◆ **Short task**: Start at the line containing "Extract the structured" and transcribe every line exactly through the end of the records below, and only those lines.

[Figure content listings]
# # # #

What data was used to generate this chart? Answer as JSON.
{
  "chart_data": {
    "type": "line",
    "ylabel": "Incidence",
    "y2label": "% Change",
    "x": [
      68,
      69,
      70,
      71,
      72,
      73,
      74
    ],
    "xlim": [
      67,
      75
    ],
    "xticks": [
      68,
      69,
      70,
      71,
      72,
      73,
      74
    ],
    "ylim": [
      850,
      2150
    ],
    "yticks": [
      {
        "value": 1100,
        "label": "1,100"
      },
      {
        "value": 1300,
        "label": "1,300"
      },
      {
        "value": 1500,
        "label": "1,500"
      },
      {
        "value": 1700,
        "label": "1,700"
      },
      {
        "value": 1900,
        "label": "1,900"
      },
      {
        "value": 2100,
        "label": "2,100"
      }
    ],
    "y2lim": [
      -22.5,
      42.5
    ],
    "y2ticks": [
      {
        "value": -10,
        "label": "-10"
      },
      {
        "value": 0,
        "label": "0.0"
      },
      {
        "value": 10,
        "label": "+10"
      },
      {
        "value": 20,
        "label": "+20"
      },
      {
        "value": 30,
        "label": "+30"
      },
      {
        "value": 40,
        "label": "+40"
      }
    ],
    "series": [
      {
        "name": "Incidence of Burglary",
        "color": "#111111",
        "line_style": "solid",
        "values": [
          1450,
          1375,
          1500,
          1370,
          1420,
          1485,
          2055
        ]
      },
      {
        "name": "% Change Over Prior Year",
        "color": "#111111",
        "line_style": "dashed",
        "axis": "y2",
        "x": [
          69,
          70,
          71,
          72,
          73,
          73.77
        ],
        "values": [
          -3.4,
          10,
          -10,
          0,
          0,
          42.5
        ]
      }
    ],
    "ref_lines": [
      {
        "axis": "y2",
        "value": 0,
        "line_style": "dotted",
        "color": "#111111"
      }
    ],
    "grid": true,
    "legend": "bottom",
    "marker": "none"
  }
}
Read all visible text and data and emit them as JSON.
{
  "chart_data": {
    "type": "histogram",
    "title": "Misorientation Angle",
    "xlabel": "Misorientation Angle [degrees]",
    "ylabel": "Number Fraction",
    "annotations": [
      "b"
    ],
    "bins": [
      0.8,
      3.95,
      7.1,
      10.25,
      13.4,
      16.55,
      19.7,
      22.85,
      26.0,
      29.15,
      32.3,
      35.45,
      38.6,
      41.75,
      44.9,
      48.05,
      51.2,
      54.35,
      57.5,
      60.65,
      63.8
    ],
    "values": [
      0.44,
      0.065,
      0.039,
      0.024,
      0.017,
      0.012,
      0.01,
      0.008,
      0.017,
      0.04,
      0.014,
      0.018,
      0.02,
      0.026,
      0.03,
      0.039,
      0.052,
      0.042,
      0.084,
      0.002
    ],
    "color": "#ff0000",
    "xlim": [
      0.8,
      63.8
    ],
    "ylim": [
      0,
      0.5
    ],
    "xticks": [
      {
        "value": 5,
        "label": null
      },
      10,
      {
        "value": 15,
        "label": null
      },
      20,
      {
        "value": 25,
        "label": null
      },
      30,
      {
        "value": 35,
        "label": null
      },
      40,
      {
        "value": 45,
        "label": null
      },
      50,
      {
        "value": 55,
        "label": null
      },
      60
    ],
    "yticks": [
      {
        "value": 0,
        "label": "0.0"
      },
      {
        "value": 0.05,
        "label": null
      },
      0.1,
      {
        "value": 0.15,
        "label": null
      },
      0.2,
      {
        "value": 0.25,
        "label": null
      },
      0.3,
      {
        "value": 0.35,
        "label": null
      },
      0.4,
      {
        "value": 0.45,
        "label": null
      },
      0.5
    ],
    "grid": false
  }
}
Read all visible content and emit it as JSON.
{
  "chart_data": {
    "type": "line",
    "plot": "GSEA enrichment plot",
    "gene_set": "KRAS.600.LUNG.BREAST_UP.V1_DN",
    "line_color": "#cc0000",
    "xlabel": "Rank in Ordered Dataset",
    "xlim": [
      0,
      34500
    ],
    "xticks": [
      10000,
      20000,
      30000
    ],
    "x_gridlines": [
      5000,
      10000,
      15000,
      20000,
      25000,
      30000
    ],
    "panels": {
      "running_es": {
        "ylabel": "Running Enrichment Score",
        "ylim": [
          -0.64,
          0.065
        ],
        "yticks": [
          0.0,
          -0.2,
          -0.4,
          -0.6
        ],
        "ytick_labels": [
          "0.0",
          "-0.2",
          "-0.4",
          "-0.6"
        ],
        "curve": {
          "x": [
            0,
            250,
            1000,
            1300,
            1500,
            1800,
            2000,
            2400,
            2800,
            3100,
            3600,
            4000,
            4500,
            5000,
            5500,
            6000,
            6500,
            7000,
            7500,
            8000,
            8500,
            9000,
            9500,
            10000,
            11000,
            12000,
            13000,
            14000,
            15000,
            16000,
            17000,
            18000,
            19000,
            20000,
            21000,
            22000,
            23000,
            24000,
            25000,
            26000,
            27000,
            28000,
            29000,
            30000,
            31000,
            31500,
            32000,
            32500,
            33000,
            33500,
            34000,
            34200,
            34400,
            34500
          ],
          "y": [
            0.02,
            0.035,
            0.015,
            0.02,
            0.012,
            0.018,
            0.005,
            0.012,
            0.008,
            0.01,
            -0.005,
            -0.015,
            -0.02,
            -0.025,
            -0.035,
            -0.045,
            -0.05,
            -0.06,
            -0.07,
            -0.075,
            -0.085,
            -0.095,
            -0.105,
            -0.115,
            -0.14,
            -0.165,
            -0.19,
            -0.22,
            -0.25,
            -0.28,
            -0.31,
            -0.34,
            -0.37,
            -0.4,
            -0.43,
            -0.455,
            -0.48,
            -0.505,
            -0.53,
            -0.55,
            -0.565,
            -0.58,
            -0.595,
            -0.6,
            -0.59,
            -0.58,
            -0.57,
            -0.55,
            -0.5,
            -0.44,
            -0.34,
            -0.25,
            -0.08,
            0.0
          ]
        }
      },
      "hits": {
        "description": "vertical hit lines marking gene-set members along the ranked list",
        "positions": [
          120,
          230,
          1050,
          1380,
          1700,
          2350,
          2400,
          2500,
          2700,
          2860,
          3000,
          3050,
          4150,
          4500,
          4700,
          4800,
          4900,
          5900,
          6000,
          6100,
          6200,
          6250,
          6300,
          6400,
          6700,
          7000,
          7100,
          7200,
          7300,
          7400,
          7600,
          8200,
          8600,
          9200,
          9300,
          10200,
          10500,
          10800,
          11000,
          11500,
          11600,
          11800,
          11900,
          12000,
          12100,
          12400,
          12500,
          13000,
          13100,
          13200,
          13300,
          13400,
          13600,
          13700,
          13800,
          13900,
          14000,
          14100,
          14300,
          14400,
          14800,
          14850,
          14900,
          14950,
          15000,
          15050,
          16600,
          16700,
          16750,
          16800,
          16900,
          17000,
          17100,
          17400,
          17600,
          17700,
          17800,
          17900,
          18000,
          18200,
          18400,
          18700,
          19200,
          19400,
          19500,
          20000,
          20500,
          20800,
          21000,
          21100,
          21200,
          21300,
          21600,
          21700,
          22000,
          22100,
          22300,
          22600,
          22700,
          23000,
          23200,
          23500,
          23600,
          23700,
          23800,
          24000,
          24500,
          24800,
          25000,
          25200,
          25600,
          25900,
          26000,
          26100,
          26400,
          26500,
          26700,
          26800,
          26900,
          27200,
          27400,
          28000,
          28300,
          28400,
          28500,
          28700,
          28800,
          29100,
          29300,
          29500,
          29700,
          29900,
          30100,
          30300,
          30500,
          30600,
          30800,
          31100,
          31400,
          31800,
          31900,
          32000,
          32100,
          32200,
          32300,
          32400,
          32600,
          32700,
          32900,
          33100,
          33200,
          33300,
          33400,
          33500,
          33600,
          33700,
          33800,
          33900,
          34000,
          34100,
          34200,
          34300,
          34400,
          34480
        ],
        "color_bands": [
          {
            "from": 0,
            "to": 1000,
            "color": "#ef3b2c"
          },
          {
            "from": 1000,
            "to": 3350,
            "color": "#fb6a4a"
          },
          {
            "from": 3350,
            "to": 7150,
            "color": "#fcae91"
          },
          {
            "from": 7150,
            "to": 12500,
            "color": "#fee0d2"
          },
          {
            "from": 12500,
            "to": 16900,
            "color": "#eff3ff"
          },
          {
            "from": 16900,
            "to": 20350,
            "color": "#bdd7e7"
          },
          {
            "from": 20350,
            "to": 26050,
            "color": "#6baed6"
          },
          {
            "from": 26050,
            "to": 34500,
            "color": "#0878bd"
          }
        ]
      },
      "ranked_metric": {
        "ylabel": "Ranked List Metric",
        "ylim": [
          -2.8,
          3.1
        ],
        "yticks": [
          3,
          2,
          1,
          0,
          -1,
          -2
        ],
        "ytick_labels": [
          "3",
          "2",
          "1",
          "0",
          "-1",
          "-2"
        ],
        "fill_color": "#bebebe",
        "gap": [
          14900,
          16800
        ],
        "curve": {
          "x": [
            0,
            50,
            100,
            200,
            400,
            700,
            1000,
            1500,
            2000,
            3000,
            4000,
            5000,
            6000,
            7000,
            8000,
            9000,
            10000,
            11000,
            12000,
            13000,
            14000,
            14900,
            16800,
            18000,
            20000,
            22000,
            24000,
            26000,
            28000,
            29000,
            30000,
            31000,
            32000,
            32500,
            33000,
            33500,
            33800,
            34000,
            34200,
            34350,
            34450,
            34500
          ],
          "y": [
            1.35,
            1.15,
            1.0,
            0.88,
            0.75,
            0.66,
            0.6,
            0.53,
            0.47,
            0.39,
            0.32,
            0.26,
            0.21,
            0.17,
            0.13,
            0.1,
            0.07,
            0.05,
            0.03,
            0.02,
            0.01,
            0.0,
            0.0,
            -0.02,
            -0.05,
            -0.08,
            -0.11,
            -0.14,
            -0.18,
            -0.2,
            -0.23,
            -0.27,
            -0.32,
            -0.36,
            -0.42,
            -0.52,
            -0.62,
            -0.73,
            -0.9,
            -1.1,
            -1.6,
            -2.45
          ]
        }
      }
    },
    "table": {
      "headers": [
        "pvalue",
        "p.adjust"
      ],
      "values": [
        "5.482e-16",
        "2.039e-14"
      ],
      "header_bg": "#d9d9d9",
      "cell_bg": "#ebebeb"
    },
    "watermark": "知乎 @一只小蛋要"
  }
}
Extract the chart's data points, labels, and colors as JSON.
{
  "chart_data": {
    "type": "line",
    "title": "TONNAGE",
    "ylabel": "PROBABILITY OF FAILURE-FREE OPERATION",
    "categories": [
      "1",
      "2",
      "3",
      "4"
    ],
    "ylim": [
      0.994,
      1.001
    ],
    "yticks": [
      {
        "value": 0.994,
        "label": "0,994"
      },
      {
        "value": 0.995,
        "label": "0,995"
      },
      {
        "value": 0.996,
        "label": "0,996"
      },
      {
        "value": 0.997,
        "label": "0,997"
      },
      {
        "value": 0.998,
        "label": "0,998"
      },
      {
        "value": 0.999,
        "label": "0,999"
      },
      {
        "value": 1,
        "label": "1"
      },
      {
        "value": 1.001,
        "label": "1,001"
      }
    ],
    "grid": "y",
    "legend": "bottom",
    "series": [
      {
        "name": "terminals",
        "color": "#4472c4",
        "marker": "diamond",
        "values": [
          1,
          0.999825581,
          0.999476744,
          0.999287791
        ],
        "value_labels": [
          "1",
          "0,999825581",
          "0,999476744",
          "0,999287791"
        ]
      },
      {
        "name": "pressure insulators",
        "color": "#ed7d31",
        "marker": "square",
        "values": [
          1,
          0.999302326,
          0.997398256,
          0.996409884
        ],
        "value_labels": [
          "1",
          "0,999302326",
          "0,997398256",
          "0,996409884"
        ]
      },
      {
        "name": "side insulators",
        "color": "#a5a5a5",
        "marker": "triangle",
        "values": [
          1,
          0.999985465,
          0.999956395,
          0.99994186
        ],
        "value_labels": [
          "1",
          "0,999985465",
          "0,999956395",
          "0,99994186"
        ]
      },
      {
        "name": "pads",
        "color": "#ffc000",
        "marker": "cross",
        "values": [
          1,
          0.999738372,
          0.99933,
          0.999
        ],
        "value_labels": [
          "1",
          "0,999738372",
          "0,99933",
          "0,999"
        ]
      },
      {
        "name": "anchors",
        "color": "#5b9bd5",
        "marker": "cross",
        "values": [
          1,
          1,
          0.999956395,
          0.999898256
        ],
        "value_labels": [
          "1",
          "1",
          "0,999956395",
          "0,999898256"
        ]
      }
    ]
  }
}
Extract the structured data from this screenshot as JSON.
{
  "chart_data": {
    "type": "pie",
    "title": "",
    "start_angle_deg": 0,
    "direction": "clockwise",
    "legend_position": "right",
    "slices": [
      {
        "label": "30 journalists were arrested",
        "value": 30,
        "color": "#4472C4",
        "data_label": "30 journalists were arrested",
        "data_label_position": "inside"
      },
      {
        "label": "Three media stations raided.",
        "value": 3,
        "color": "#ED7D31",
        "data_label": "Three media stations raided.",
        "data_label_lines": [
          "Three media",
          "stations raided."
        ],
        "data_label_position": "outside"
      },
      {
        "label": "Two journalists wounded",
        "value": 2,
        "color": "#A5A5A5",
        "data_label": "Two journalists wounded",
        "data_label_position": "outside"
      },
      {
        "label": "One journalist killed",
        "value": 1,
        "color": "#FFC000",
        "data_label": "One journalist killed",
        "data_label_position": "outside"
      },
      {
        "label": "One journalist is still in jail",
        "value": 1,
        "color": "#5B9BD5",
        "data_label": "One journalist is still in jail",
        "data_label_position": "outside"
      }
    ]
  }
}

# # # #

◆ **Task response**:
Extract the structured data from this screenshot as JSON.
{
  "chart_data": {
    "type": "pie",
    "title": "",
    "start_angle_deg": 0,
    "direction": "clockwise",
    "legend_position": "right",
    "slices": [
      {
        "label": "30 journalists were arrested",
        "value": 30,
        "color": "#4472C4",
        "data_label": "30 journalists were arrested",
        "data_label_position": "inside"
      },
      {
        "label": "Three media stations raided.",
        "value": 3,
        "color": "#ED7D31",
        "data_label": "Three media stations raided.",
        "data_label_lines": [
          "Three media",
          "stations raided."
        ],
        "data_label_position": "outside"
      },
      {
        "label": "Two journalists wounded",
        "value": 2,
        "color": "#A5A5A5",
        "data_label": "Two journalists wounded",
        "data_label_position": "outside"
      },
      {
        "label": "One journalist killed",
        "value": 1,
        "color": "#FFC000",
        "data_label": "One journalist killed",
        "data_label_position": "outside"
      },
      {
        "label": "One journalist is still in jail",
        "value": 1,
        "color": "#5B9BD5",
        "data_label": "One journalist is still in jail",
        "data_label_position": "outside"
      }
    ]
  }
}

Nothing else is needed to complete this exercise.